»»

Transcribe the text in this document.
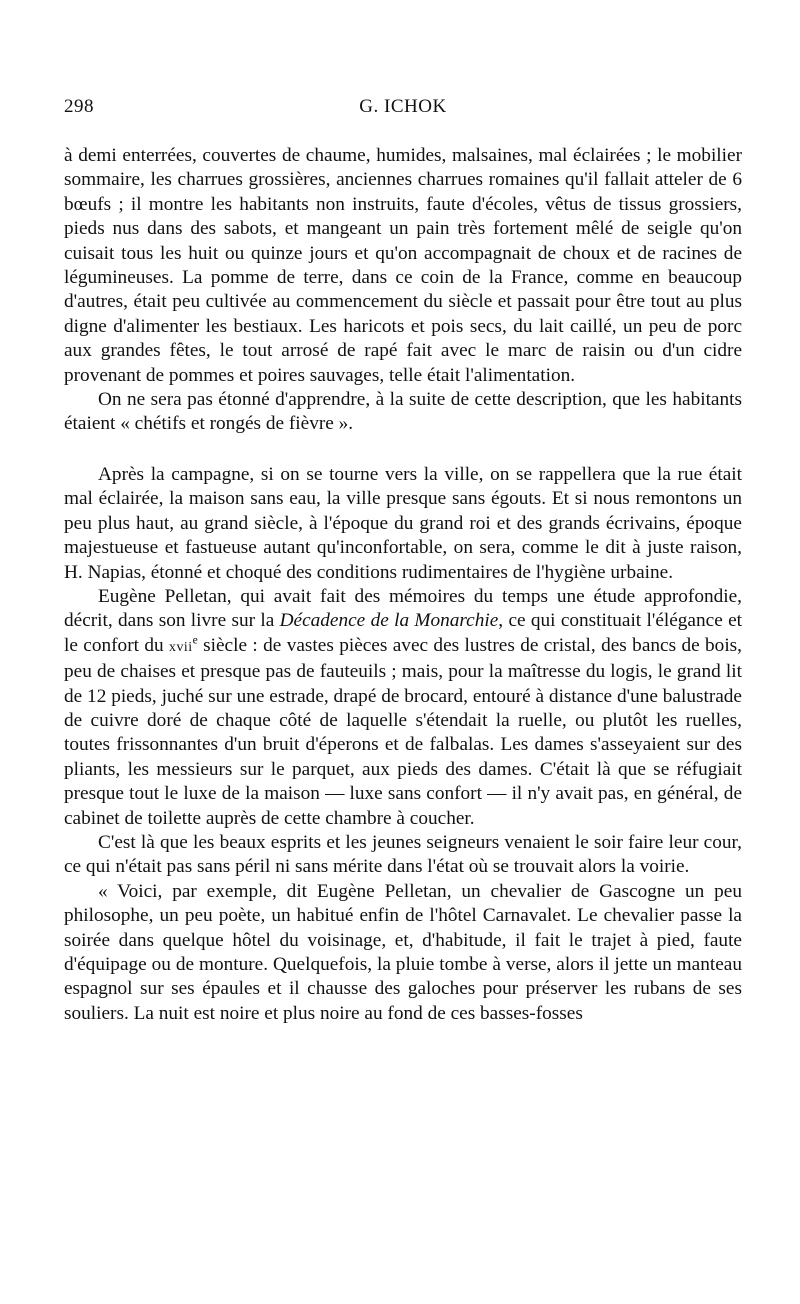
298	G. ICHOK

à demi enterrées, couvertes de chaume, humides, malsaines, mal éclairées ; le mobilier sommaire, les charrues grossières, anciennes charrues romaines qu'il fallait atteler de 6 bœufs ; il montre les habitants non instruits, faute d'écoles, vêtus de tissus grossiers, pieds nus dans des sabots, et mangeant un pain très fortement mêlé de seigle qu'on cuisait tous les huit ou quinze jours et qu'on accompagnait de choux et de racines de légumineuses. La pomme de terre, dans ce coin de la France, comme en beaucoup d'autres, était peu cultivée au commencement du siècle et passait pour être tout au plus digne d'alimenter les bestiaux. Les haricots et pois secs, du lait caillé, un peu de porc aux grandes fêtes, le tout arrosé de rapé fait avec le marc de raisin ou d'un cidre provenant de pommes et poires sauvages, telle était l'alimentation.

On ne sera pas étonné d'apprendre, à la suite de cette description, que les habitants étaient « chétifs et rongés de fièvre ».

Après la campagne, si on se tourne vers la ville, on se rappellera que la rue était mal éclairée, la maison sans eau, la ville presque sans égouts. Et si nous remontons un peu plus haut, au grand siècle, à l'époque du grand roi et des grands écrivains, époque majestueuse et fastueuse autant qu'inconfortable, on sera, comme le dit à juste raison, H. Napias, étonné et choqué des conditions rudimentaires de l'hygiène urbaine.

Eugène Pelletan, qui avait fait des mémoires du temps une étude approfondie, décrit, dans son livre sur la Décadence de la Monarchie, ce qui constituait l'élégance et le confort du xvii$^e$ siècle : de vastes pièces avec des lustres de cristal, des bancs de bois, peu de chaises et presque pas de fauteuils ; mais, pour la maîtresse du logis, le grand lit de 12 pieds, juché sur une estrade, drapé de brocard, entouré à distance d'une balustrade de cuivre doré de chaque côté de laquelle s'étendait la ruelle, ou plutôt les ruelles, toutes frissonnantes d'un bruit d'éperons et de falbalas. Les dames s'asseyaient sur des pliants, les messieurs sur le parquet, aux pieds des dames. C'était là que se réfugiait presque tout le luxe de la maison — luxe sans confort — il n'y avait pas, en général, de cabinet de toilette auprès de cette chambre à coucher.

C'est là que les beaux esprits et les jeunes seigneurs venaient le soir faire leur cour, ce qui n'était pas sans péril ni sans mérite dans l'état où se trouvait alors la voirie.

« Voici, par exemple, dit Eugène Pelletan, un chevalier de Gascogne un peu philosophe, un peu poète, un habitué enfin de l'hôtel Carnavalet. Le chevalier passe la soirée dans quelque hôtel du voisinage, et, d'habitude, il fait le trajet à pied, faute d'équipage ou de monture. Quelquefois, la pluie tombe à verse, alors il jette un manteau espagnol sur ses épaules et il chausse des galoches pour préserver les rubans de ses souliers. La nuit est noire et plus noire au fond de ces basses-fosses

««

**What you have to do:**
Each record must be quoted in full and exactly. Do not include the pictures.

**Complete response:**
Transcribe the text in this document.
298	G. ICHOK

à demi enterrées, couvertes de chaume, humides, malsaines, mal éclairées ; le mobilier sommaire, les charrues grossières, anciennes charrues romaines qu'il fallait atteler de 6 bœufs ; il montre les habitants non instruits, faute d'écoles, vêtus de tissus grossiers, pieds nus dans des sabots, et mangeant un pain très fortement mêlé de seigle qu'on cuisait tous les huit ou quinze jours et qu'on accompagnait de choux et de racines de légumineuses. La pomme de terre, dans ce coin de la France, comme en beaucoup d'autres, était peu cultivée au commencement du siècle et passait pour être tout au plus digne d'alimenter les bestiaux. Les haricots et pois secs, du lait caillé, un peu de porc aux grandes fêtes, le tout arrosé de rapé fait avec le marc de raisin ou d'un cidre provenant de pommes et poires sauvages, telle était l'alimentation.

On ne sera pas étonné d'apprendre, à la suite de cette description, que les habitants étaient « chétifs et rongés de fièvre ».

Après la campagne, si on se tourne vers la ville, on se rappellera que la rue était mal éclairée, la maison sans eau, la ville presque sans égouts. Et si nous remontons un peu plus haut, au grand siècle, à l'époque du grand roi et des grands écrivains, époque majestueuse et fastueuse autant qu'inconfortable, on sera, comme le dit à juste raison, H. Napias, étonné et choqué des conditions rudimentaires de l'hygiène urbaine.

Eugène Pelletan, qui avait fait des mémoires du temps une étude approfondie, décrit, dans son livre sur la Décadence de la Monarchie, ce qui constituait l'élégance et le confort du xvii$^e$ siècle : de vastes pièces avec des lustres de cristal, des bancs de bois, peu de chaises et presque pas de fauteuils ; mais, pour la maîtresse du logis, le grand lit de 12 pieds, juché sur une estrade, drapé de brocard, entouré à distance d'une balustrade de cuivre doré de chaque côté de laquelle s'étendait la ruelle, ou plutôt les ruelles, toutes frissonnantes d'un bruit d'éperons et de falbalas. Les dames s'asseyaient sur des pliants, les messieurs sur le parquet, aux pieds des dames. C'était là que se réfugiait presque tout le luxe de la maison — luxe sans confort — il n'y avait pas, en général, de cabinet de toilette auprès de cette chambre à coucher.

C'est là que les beaux esprits et les jeunes seigneurs venaient le soir faire leur cour, ce qui n'était pas sans péril ni sans mérite dans l'état où se trouvait alors la voirie.

« Voici, par exemple, dit Eugène Pelletan, un chevalier de Gascogne un peu philosophe, un peu poète, un habitué enfin de l'hôtel Carnavalet. Le chevalier passe la soirée dans quelque hôtel du voisinage, et, d'habitude, il fait le trajet à pied, faute d'équipage ou de monture. Quelquefois, la pluie tombe à verse, alors il jette un manteau espagnol sur ses épaules et il chausse des galoches pour préserver les rubans de ses souliers. La nuit est noire et plus noire au fond de ces basses-fosses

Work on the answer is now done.